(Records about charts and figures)
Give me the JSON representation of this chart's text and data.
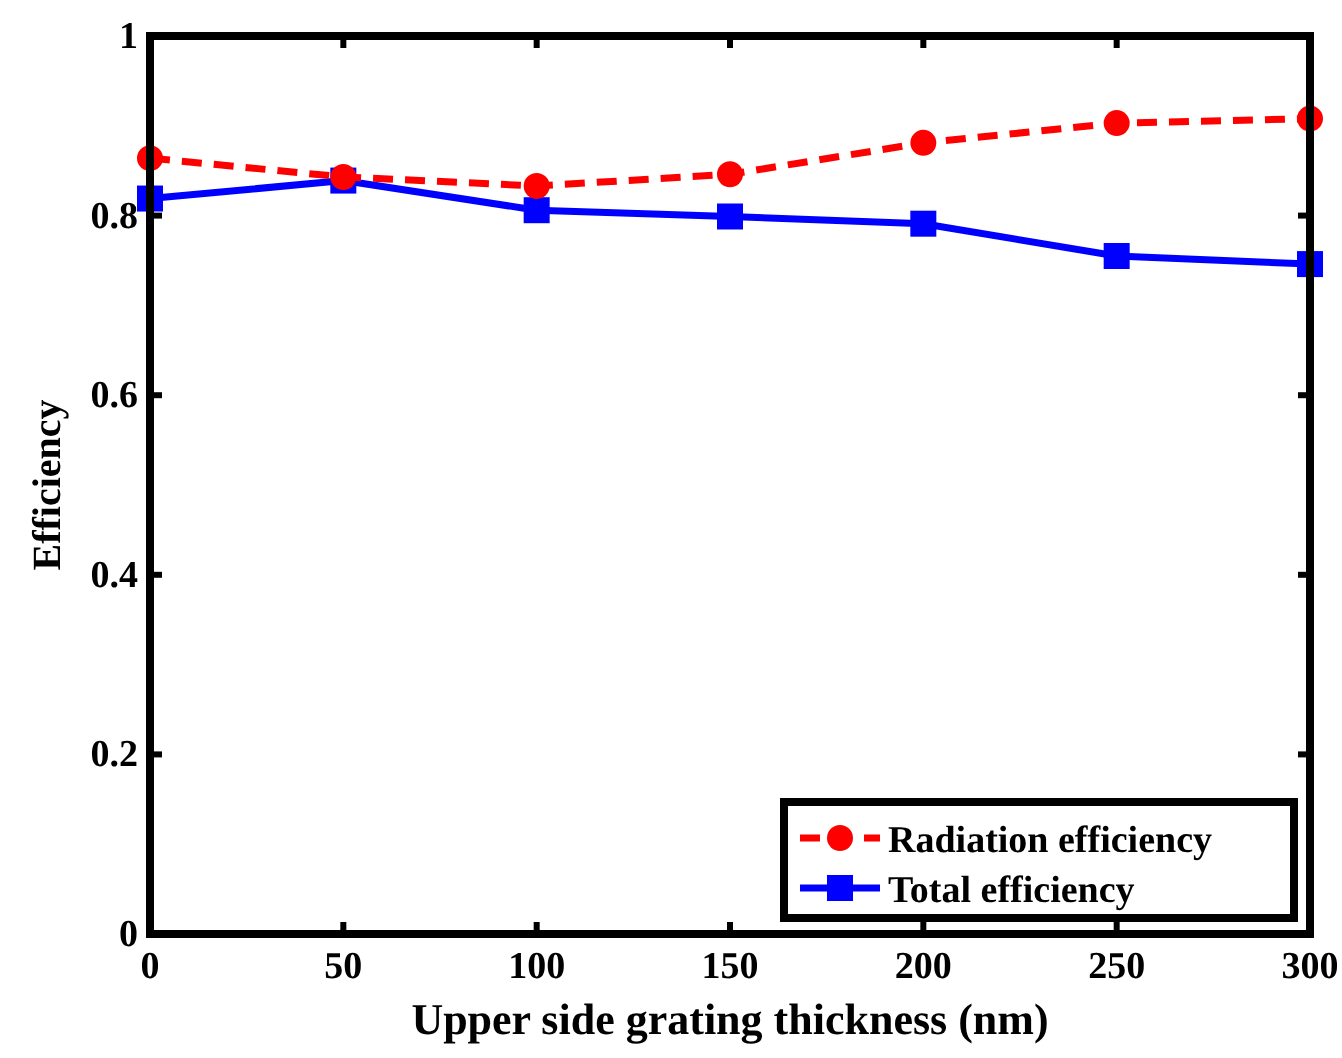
{
  "chart_data": {
    "type": "line",
    "xlabel": "Upper side grating thickness (nm)",
    "ylabel": "Efficiency",
    "x": [
      0,
      50,
      100,
      150,
      200,
      250,
      300
    ],
    "series": [
      {
        "name": "Radiation efficiency",
        "color": "#ff0000",
        "values": [
          0.864,
          0.843,
          0.833,
          0.846,
          0.881,
          0.903,
          0.908
        ],
        "marker": "circle",
        "line_style": "dashed"
      },
      {
        "name": "Total efficiency",
        "color": "#0000ff",
        "values": [
          0.819,
          0.839,
          0.806,
          0.799,
          0.791,
          0.755,
          0.746
        ],
        "marker": "square",
        "line_style": "solid"
      }
    ],
    "xlim": [
      0,
      300
    ],
    "xticks": [
      0,
      50,
      100,
      150,
      200,
      250,
      300
    ],
    "ylim": [
      0,
      1
    ],
    "yticks": [
      0,
      0.2,
      0.4,
      0.6,
      0.8,
      1
    ],
    "grid": false,
    "legend": "bottom right"
  }
}
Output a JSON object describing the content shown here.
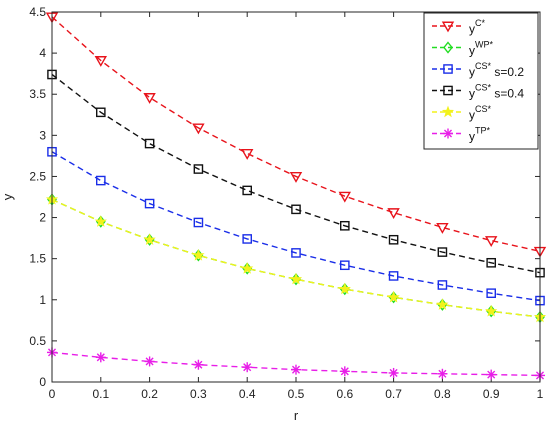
{
  "chart_data": {
    "type": "line",
    "title": "",
    "xlabel": "r",
    "ylabel": "y",
    "xlim": [
      0,
      1
    ],
    "ylim": [
      0,
      4.5
    ],
    "grid": false,
    "legend_position": "top-right",
    "xticks": [
      "0",
      "0.1",
      "0.2",
      "0.3",
      "0.4",
      "0.5",
      "0.6",
      "0.7",
      "0.8",
      "0.9",
      "1"
    ],
    "yticks": [
      "0",
      "0.5",
      "1",
      "1.5",
      "2",
      "2.5",
      "3",
      "3.5",
      "4",
      "4.5"
    ],
    "x": [
      0,
      0.1,
      0.2,
      0.3,
      0.4,
      0.5,
      0.6,
      0.7,
      0.8,
      0.9,
      1.0
    ],
    "series": [
      {
        "base": "y",
        "sup": "C*",
        "suffix": "",
        "color": "#e8131b",
        "marker": "triangle-down",
        "values": [
          4.44,
          3.91,
          3.46,
          3.09,
          2.78,
          2.5,
          2.26,
          2.06,
          1.88,
          1.72,
          1.59
        ]
      },
      {
        "base": "y",
        "sup": "WP*",
        "suffix": "",
        "color": "#22dd22",
        "marker": "diamond",
        "values": [
          2.22,
          1.95,
          1.73,
          1.54,
          1.38,
          1.25,
          1.13,
          1.03,
          0.94,
          0.86,
          0.79
        ]
      },
      {
        "base": "y",
        "sup": "CS*",
        "suffix": " s=0.2",
        "color": "#1a2ee8",
        "marker": "square",
        "values": [
          2.8,
          2.45,
          2.17,
          1.94,
          1.74,
          1.57,
          1.42,
          1.29,
          1.18,
          1.08,
          0.99
        ]
      },
      {
        "base": "y",
        "sup": "CS*",
        "suffix": " s=0.4",
        "color": "#111111",
        "marker": "square",
        "values": [
          3.74,
          3.28,
          2.9,
          2.59,
          2.33,
          2.1,
          1.9,
          1.73,
          1.58,
          1.45,
          1.33
        ]
      },
      {
        "base": "y",
        "sup": "CS*",
        "suffix": "",
        "color": "#f2f21c",
        "marker": "star",
        "values": [
          2.22,
          1.95,
          1.73,
          1.54,
          1.38,
          1.25,
          1.13,
          1.03,
          0.94,
          0.86,
          0.79
        ]
      },
      {
        "base": "y",
        "sup": "TP*",
        "suffix": "",
        "color": "#e81ee8",
        "marker": "asterisk",
        "values": [
          0.36,
          0.3,
          0.25,
          0.21,
          0.18,
          0.15,
          0.13,
          0.11,
          0.1,
          0.09,
          0.08
        ]
      }
    ]
  }
}
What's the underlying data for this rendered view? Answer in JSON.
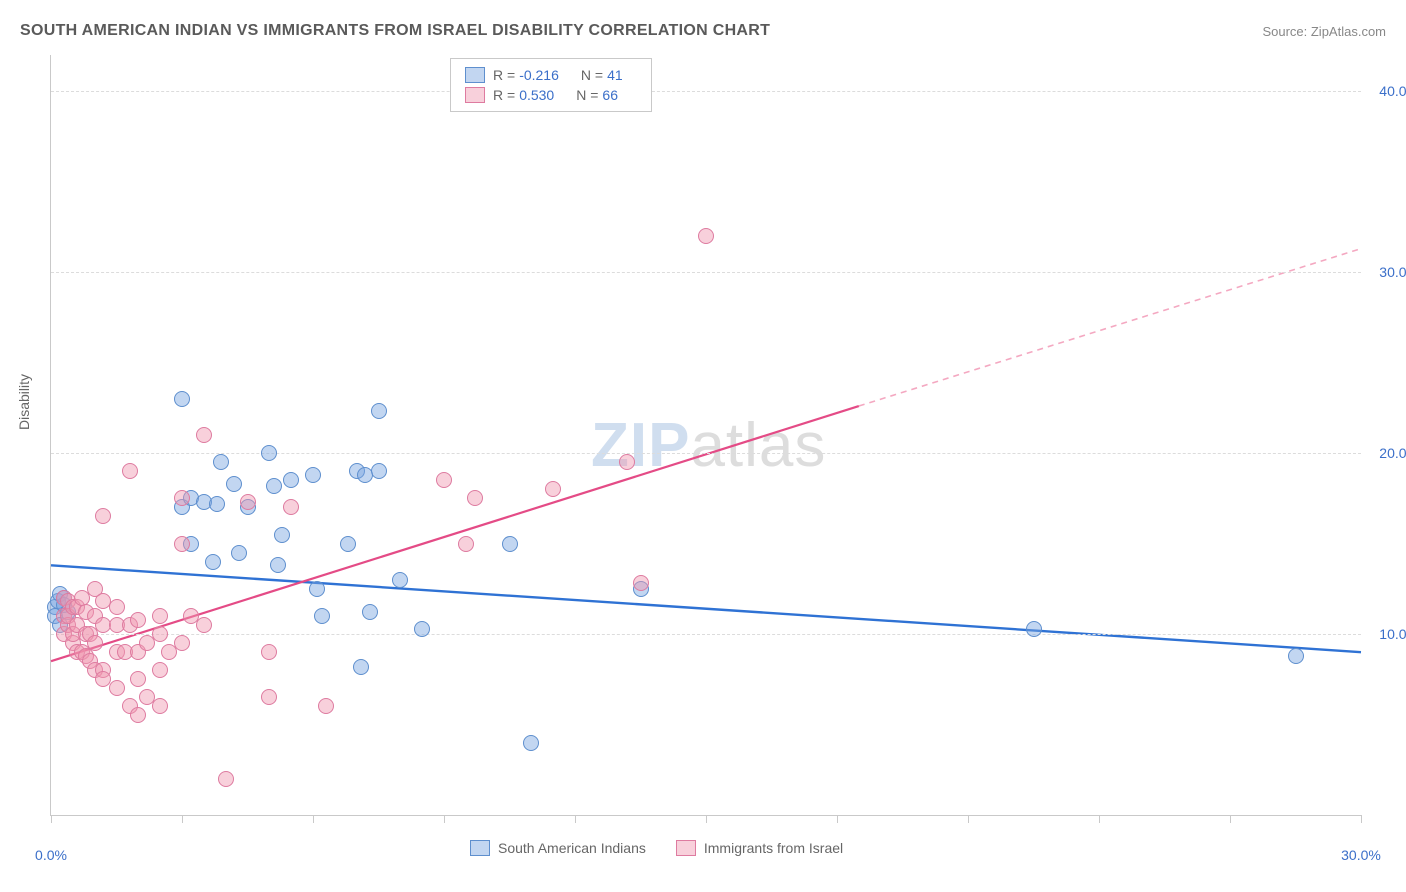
{
  "title": "SOUTH AMERICAN INDIAN VS IMMIGRANTS FROM ISRAEL DISABILITY CORRELATION CHART",
  "source": "Source: ZipAtlas.com",
  "watermark_zip": "ZIP",
  "watermark_atlas": "atlas",
  "y_axis_label": "Disability",
  "chart": {
    "type": "scatter",
    "x_domain": [
      0,
      30
    ],
    "y_domain": [
      0,
      42
    ],
    "x_ticks": [
      0,
      3,
      6,
      9,
      12,
      15,
      18,
      21,
      24,
      27,
      30
    ],
    "x_tick_labels": {
      "0": "0.0%",
      "30": "30.0%"
    },
    "y_gridlines": [
      10,
      20,
      30,
      40
    ],
    "y_tick_labels": {
      "10": "10.0%",
      "20": "20.0%",
      "30": "30.0%",
      "40": "40.0%"
    },
    "grid_color": "#dcdcdc",
    "axis_color": "#c9c9c9",
    "background_color": "#ffffff",
    "tick_label_color": "#3b6fc9",
    "marker_radius": 7,
    "series": [
      {
        "name": "South American Indians",
        "key": "blue",
        "fill": "rgba(120,165,225,0.45)",
        "stroke": "#5e8fce",
        "R": "-0.216",
        "N": "41",
        "trend": {
          "x1": 0,
          "y1": 13.8,
          "x2": 30,
          "y2": 9.0,
          "color": "#2f72d4",
          "width": 2.4
        },
        "points": [
          [
            0.1,
            11.5
          ],
          [
            0.1,
            11.0
          ],
          [
            0.15,
            11.8
          ],
          [
            0.2,
            12.2
          ],
          [
            0.2,
            10.5
          ],
          [
            0.3,
            11.6
          ],
          [
            0.3,
            12.0
          ],
          [
            0.4,
            11.2
          ],
          [
            3.0,
            23.0
          ],
          [
            3.0,
            17.0
          ],
          [
            3.2,
            15.0
          ],
          [
            3.2,
            17.5
          ],
          [
            3.5,
            17.3
          ],
          [
            3.7,
            14.0
          ],
          [
            3.8,
            17.2
          ],
          [
            3.9,
            19.5
          ],
          [
            4.2,
            18.3
          ],
          [
            4.3,
            14.5
          ],
          [
            4.5,
            17.0
          ],
          [
            5.0,
            20.0
          ],
          [
            5.1,
            18.2
          ],
          [
            5.2,
            13.8
          ],
          [
            5.3,
            15.5
          ],
          [
            5.5,
            18.5
          ],
          [
            6.0,
            18.8
          ],
          [
            6.1,
            12.5
          ],
          [
            6.2,
            11.0
          ],
          [
            6.8,
            15.0
          ],
          [
            7.0,
            19.0
          ],
          [
            7.1,
            8.2
          ],
          [
            7.2,
            18.8
          ],
          [
            7.3,
            11.2
          ],
          [
            7.5,
            22.3
          ],
          [
            7.5,
            19.0
          ],
          [
            8.0,
            13.0
          ],
          [
            8.5,
            10.3
          ],
          [
            10.5,
            15.0
          ],
          [
            11.0,
            4.0
          ],
          [
            13.5,
            12.5
          ],
          [
            22.5,
            10.3
          ],
          [
            28.5,
            8.8
          ]
        ]
      },
      {
        "name": "Immigrants from Israel",
        "key": "pink",
        "fill": "rgba(240,150,175,0.45)",
        "stroke": "#de7ba0",
        "R": "0.530",
        "N": "66",
        "trend_solid": {
          "x1": 0,
          "y1": 8.5,
          "x2": 18.5,
          "y2": 22.6,
          "color": "#e44b86",
          "width": 2.2
        },
        "trend_dashed": {
          "x1": 18.5,
          "y1": 22.6,
          "x2": 30,
          "y2": 31.3,
          "color": "#f4a8c1",
          "width": 1.6
        },
        "points": [
          [
            0.3,
            11.0
          ],
          [
            0.3,
            12.0
          ],
          [
            0.3,
            10.0
          ],
          [
            0.4,
            10.5
          ],
          [
            0.4,
            11.0
          ],
          [
            0.4,
            11.8
          ],
          [
            0.5,
            9.5
          ],
          [
            0.5,
            10.0
          ],
          [
            0.5,
            11.5
          ],
          [
            0.6,
            9.0
          ],
          [
            0.6,
            10.5
          ],
          [
            0.6,
            11.5
          ],
          [
            0.7,
            9.0
          ],
          [
            0.7,
            12.0
          ],
          [
            0.8,
            10.0
          ],
          [
            0.8,
            8.8
          ],
          [
            0.8,
            11.2
          ],
          [
            0.9,
            8.5
          ],
          [
            0.9,
            10.0
          ],
          [
            1.0,
            8.0
          ],
          [
            1.0,
            9.5
          ],
          [
            1.0,
            11.0
          ],
          [
            1.0,
            12.5
          ],
          [
            1.2,
            8.0
          ],
          [
            1.2,
            7.5
          ],
          [
            1.2,
            10.5
          ],
          [
            1.2,
            11.8
          ],
          [
            1.2,
            16.5
          ],
          [
            1.5,
            7.0
          ],
          [
            1.5,
            9.0
          ],
          [
            1.5,
            10.5
          ],
          [
            1.5,
            11.5
          ],
          [
            1.7,
            9.0
          ],
          [
            1.8,
            6.0
          ],
          [
            1.8,
            10.5
          ],
          [
            1.8,
            19.0
          ],
          [
            2.0,
            5.5
          ],
          [
            2.0,
            7.5
          ],
          [
            2.0,
            9.0
          ],
          [
            2.0,
            10.8
          ],
          [
            2.2,
            6.5
          ],
          [
            2.2,
            9.5
          ],
          [
            2.5,
            6.0
          ],
          [
            2.5,
            8.0
          ],
          [
            2.5,
            10.0
          ],
          [
            2.5,
            11.0
          ],
          [
            2.7,
            9.0
          ],
          [
            3.0,
            9.5
          ],
          [
            3.0,
            15.0
          ],
          [
            3.0,
            17.5
          ],
          [
            3.2,
            11.0
          ],
          [
            3.5,
            21.0
          ],
          [
            3.5,
            10.5
          ],
          [
            4.0,
            2.0
          ],
          [
            4.5,
            17.3
          ],
          [
            5.0,
            6.5
          ],
          [
            5.0,
            9.0
          ],
          [
            5.5,
            17.0
          ],
          [
            6.3,
            6.0
          ],
          [
            9.0,
            18.5
          ],
          [
            9.5,
            15.0
          ],
          [
            9.7,
            17.5
          ],
          [
            11.5,
            18.0
          ],
          [
            13.2,
            19.5
          ],
          [
            13.5,
            12.8
          ],
          [
            15.0,
            32.0
          ]
        ]
      }
    ]
  },
  "legend_bottom": [
    {
      "label": "South American Indians",
      "fill": "rgba(120,165,225,0.45)",
      "stroke": "#5e8fce"
    },
    {
      "label": "Immigrants from Israel",
      "fill": "rgba(240,150,175,0.45)",
      "stroke": "#de7ba0"
    }
  ]
}
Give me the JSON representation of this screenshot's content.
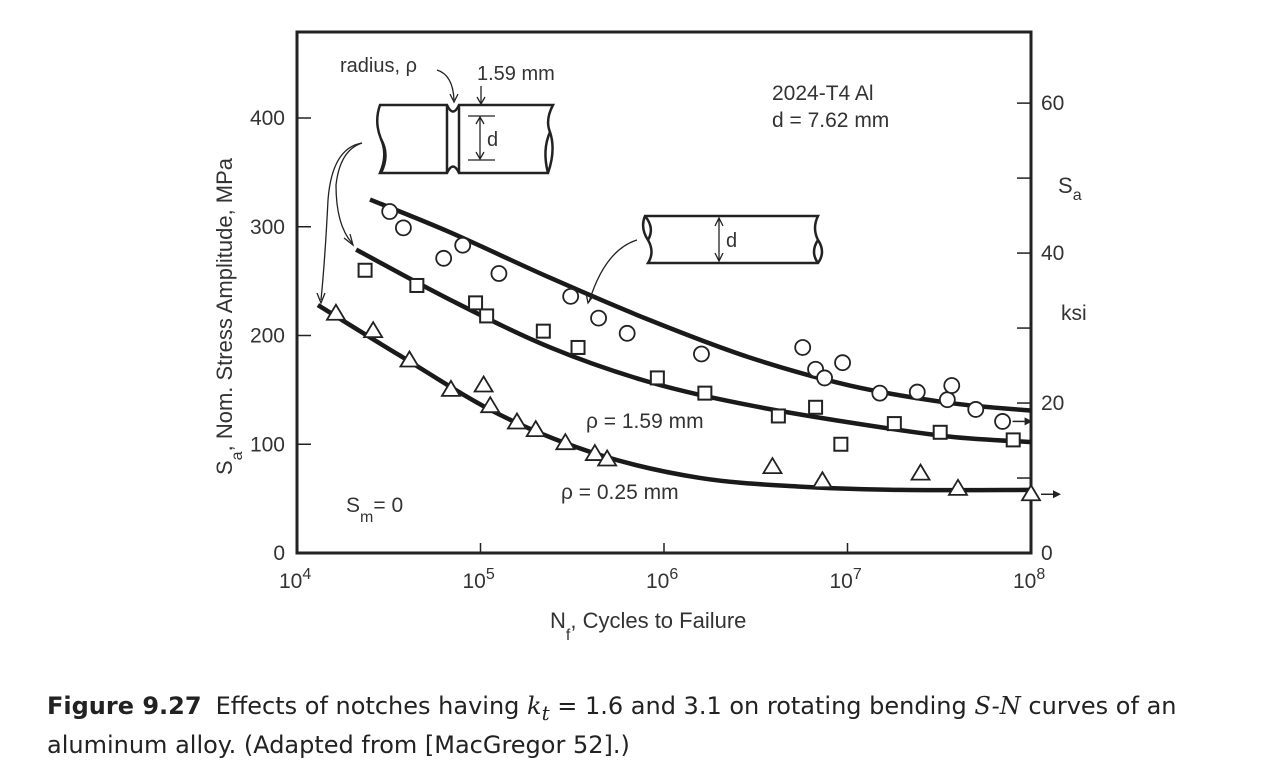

• [Aim of the exercise]
Select, from the listing, all lines that include the word "right".

• [Written reply]
    "legend": "bottom right"
    "legend_position": "top-right",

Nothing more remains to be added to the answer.